Short task - Print all entries precisely as they are written.
'''
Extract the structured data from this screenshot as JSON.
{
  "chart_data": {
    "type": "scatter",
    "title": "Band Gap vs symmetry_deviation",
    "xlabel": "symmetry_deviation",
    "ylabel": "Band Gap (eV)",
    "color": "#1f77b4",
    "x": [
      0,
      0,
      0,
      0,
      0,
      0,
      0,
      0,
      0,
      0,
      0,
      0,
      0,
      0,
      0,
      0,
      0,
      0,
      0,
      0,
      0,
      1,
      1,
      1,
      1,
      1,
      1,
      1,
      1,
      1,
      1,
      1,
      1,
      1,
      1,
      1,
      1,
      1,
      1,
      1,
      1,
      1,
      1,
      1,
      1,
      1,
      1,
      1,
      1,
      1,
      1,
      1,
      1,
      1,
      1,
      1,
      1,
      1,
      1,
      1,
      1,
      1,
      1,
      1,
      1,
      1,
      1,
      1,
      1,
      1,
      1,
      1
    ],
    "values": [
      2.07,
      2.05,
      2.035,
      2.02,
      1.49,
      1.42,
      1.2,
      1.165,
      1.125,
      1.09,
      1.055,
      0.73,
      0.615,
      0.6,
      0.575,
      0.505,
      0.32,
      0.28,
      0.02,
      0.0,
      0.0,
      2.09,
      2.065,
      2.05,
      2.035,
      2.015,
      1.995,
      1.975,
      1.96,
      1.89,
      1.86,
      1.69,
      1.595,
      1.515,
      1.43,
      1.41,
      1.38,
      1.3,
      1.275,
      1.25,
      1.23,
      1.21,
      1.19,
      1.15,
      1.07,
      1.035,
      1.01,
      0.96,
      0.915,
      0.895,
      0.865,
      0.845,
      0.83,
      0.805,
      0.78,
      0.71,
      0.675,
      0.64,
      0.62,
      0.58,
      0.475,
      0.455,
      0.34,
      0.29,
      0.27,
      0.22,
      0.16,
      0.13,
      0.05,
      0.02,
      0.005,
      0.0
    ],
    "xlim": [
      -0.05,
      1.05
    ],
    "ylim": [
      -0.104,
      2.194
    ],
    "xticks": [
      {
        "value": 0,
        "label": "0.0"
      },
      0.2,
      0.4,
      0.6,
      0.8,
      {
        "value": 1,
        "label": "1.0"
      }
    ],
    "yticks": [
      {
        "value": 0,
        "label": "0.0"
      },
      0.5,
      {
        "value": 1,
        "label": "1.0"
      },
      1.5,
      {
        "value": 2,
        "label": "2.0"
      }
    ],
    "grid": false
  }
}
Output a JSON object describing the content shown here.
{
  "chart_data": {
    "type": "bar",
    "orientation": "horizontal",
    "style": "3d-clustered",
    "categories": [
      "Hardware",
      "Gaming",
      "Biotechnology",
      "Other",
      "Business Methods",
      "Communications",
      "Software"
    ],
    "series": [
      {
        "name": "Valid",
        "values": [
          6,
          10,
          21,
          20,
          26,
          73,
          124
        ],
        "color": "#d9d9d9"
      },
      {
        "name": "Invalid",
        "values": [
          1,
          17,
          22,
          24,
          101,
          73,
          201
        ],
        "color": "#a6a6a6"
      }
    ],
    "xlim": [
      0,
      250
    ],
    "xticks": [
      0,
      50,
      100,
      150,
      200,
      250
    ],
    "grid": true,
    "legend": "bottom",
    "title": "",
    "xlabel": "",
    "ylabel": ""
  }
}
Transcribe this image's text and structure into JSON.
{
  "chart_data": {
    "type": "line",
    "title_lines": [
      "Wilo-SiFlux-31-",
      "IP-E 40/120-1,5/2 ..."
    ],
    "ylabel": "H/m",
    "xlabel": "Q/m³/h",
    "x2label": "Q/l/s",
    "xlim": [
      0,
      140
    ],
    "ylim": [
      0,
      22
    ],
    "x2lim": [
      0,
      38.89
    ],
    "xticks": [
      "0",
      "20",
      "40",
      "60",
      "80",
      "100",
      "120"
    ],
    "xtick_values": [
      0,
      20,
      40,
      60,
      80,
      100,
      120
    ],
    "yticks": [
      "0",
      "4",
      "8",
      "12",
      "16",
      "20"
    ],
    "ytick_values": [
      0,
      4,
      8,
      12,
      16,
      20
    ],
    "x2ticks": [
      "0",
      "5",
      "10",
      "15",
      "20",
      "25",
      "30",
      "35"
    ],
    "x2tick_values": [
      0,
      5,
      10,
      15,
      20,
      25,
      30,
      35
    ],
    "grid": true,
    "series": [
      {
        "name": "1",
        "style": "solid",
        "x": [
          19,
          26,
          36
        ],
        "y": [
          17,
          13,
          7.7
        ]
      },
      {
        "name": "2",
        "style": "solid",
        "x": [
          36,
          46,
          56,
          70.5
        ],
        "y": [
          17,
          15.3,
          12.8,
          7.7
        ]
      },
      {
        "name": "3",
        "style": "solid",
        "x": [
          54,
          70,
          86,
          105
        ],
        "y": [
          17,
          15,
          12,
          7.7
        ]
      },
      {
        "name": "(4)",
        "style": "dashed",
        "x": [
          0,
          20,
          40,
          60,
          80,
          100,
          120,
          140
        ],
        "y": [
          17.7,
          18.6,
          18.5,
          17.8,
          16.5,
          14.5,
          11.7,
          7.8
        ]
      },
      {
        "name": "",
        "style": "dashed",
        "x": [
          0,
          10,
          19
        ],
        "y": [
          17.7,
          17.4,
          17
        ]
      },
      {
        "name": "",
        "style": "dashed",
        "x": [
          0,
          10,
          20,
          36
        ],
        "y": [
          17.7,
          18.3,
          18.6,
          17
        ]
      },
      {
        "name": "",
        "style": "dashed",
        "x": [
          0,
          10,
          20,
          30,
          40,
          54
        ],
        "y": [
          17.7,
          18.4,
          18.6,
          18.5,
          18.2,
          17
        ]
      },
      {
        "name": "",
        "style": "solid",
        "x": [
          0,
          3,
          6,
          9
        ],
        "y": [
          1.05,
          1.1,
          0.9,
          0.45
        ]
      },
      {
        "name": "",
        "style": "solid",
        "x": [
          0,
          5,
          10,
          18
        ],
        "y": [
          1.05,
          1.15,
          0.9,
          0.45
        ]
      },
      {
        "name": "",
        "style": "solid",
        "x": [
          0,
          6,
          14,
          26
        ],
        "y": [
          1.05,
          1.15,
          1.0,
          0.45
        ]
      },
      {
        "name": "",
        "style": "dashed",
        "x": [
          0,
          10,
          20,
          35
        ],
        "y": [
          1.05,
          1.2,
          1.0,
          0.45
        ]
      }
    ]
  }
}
'''
Answer for this exercise -
Extract the structured data from this screenshot as JSON.
{
  "chart_data": {
    "type": "scatter",
    "title": "Band Gap vs symmetry_deviation",
    "xlabel": "symmetry_deviation",
    "ylabel": "Band Gap (eV)",
    "color": "#1f77b4",
    "x": [
      0,
      0,
      0,
      0,
      0,
      0,
      0,
      0,
      0,
      0,
      0,
      0,
      0,
      0,
      0,
      0,
      0,
      0,
      0,
      0,
      0,
      1,
      1,
      1,
      1,
      1,
      1,
      1,
      1,
      1,
      1,
      1,
      1,
      1,
      1,
      1,
      1,
      1,
      1,
      1,
      1,
      1,
      1,
      1,
      1,
      1,
      1,
      1,
      1,
      1,
      1,
      1,
      1,
      1,
      1,
      1,
      1,
      1,
      1,
      1,
      1,
      1,
      1,
      1,
      1,
      1,
      1,
      1,
      1,
      1,
      1,
      1
    ],
    "values": [
      2.07,
      2.05,
      2.035,
      2.02,
      1.49,
      1.42,
      1.2,
      1.165,
      1.125,
      1.09,
      1.055,
      0.73,
      0.615,
      0.6,
      0.575,
      0.505,
      0.32,
      0.28,
      0.02,
      0.0,
      0.0,
      2.09,
      2.065,
      2.05,
      2.035,
      2.015,
      1.995,
      1.975,
      1.96,
      1.89,
      1.86,
      1.69,
      1.595,
      1.515,
      1.43,
      1.41,
      1.38,
      1.3,
      1.275,
      1.25,
      1.23,
      1.21,
      1.19,
      1.15,
      1.07,
      1.035,
      1.01,
      0.96,
      0.915,
      0.895,
      0.865,
      0.845,
      0.83,
      0.805,
      0.78,
      0.71,
      0.675,
      0.64,
      0.62,
      0.58,
      0.475,
      0.455,
      0.34,
      0.29,
      0.27,
      0.22,
      0.16,
      0.13,
      0.05,
      0.02,
      0.005,
      0.0
    ],
    "xlim": [
      -0.05,
      1.05
    ],
    "ylim": [
      -0.104,
      2.194
    ],
    "xticks": [
      {
        "value": 0,
        "label": "0.0"
      },
      0.2,
      0.4,
      0.6,
      0.8,
      {
        "value": 1,
        "label": "1.0"
      }
    ],
    "yticks": [
      {
        "value": 0,
        "label": "0.0"
      },
      0.5,
      {
        "value": 1,
        "label": "1.0"
      },
      1.5,
      {
        "value": 2,
        "label": "2.0"
      }
    ],
    "grid": false
  }
}
Output a JSON object describing the content shown here.
{
  "chart_data": {
    "type": "bar",
    "orientation": "horizontal",
    "style": "3d-clustered",
    "categories": [
      "Hardware",
      "Gaming",
      "Biotechnology",
      "Other",
      "Business Methods",
      "Communications",
      "Software"
    ],
    "series": [
      {
        "name": "Valid",
        "values": [
          6,
          10,
          21,
          20,
          26,
          73,
          124
        ],
        "color": "#d9d9d9"
      },
      {
        "name": "Invalid",
        "values": [
          1,
          17,
          22,
          24,
          101,
          73,
          201
        ],
        "color": "#a6a6a6"
      }
    ],
    "xlim": [
      0,
      250
    ],
    "xticks": [
      0,
      50,
      100,
      150,
      200,
      250
    ],
    "grid": true,
    "legend": "bottom",
    "title": "",
    "xlabel": "",
    "ylabel": ""
  }
}
Transcribe this image's text and structure into JSON.
{
  "chart_data": {
    "type": "line",
    "title_lines": [
      "Wilo-SiFlux-31-",
      "IP-E 40/120-1,5/2 ..."
    ],
    "ylabel": "H/m",
    "xlabel": "Q/m³/h",
    "x2label": "Q/l/s",
    "xlim": [
      0,
      140
    ],
    "ylim": [
      0,
      22
    ],
    "x2lim": [
      0,
      38.89
    ],
    "xticks": [
      "0",
      "20",
      "40",
      "60",
      "80",
      "100",
      "120"
    ],
    "xtick_values": [
      0,
      20,
      40,
      60,
      80,
      100,
      120
    ],
    "yticks": [
      "0",
      "4",
      "8",
      "12",
      "16",
      "20"
    ],
    "ytick_values": [
      0,
      4,
      8,
      12,
      16,
      20
    ],
    "x2ticks": [
      "0",
      "5",
      "10",
      "15",
      "20",
      "25",
      "30",
      "35"
    ],
    "x2tick_values": [
      0,
      5,
      10,
      15,
      20,
      25,
      30,
      35
    ],
    "grid": true,
    "series": [
      {
        "name": "1",
        "style": "solid",
        "x": [
          19,
          26,
          36
        ],
        "y": [
          17,
          13,
          7.7
        ]
      },
      {
        "name": "2",
        "style": "solid",
        "x": [
          36,
          46,
          56,
          70.5
        ],
        "y": [
          17,
          15.3,
          12.8,
          7.7
        ]
      },
      {
        "name": "3",
        "style": "solid",
        "x": [
          54,
          70,
          86,
          105
        ],
        "y": [
          17,
          15,
          12,
          7.7
        ]
      },
      {
        "name": "(4)",
        "style": "dashed",
        "x": [
          0,
          20,
          40,
          60,
          80,
          100,
          120,
          140
        ],
        "y": [
          17.7,
          18.6,
          18.5,
          17.8,
          16.5,
          14.5,
          11.7,
          7.8
        ]
      },
      {
        "name": "",
        "style": "dashed",
        "x": [
          0,
          10,
          19
        ],
        "y": [
          17.7,
          17.4,
          17
        ]
      },
      {
        "name": "",
        "style": "dashed",
        "x": [
          0,
          10,
          20,
          36
        ],
        "y": [
          17.7,
          18.3,
          18.6,
          17
        ]
      },
      {
        "name": "",
        "style": "dashed",
        "x": [
          0,
          10,
          20,
          30,
          40,
          54
        ],
        "y": [
          17.7,
          18.4,
          18.6,
          18.5,
          18.2,
          17
        ]
      },
      {
        "name": "",
        "style": "solid",
        "x": [
          0,
          3,
          6,
          9
        ],
        "y": [
          1.05,
          1.1,
          0.9,
          0.45
        ]
      },
      {
        "name": "",
        "style": "solid",
        "x": [
          0,
          5,
          10,
          18
        ],
        "y": [
          1.05,
          1.15,
          0.9,
          0.45
        ]
      },
      {
        "name": "",
        "style": "solid",
        "x": [
          0,
          6,
          14,
          26
        ],
        "y": [
          1.05,
          1.15,
          1.0,
          0.45
        ]
      },
      {
        "name": "",
        "style": "dashed",
        "x": [
          0,
          10,
          20,
          35
        ],
        "y": [
          1.05,
          1.2,
          1.0,
          0.45
        ]
      }
    ]
  }
}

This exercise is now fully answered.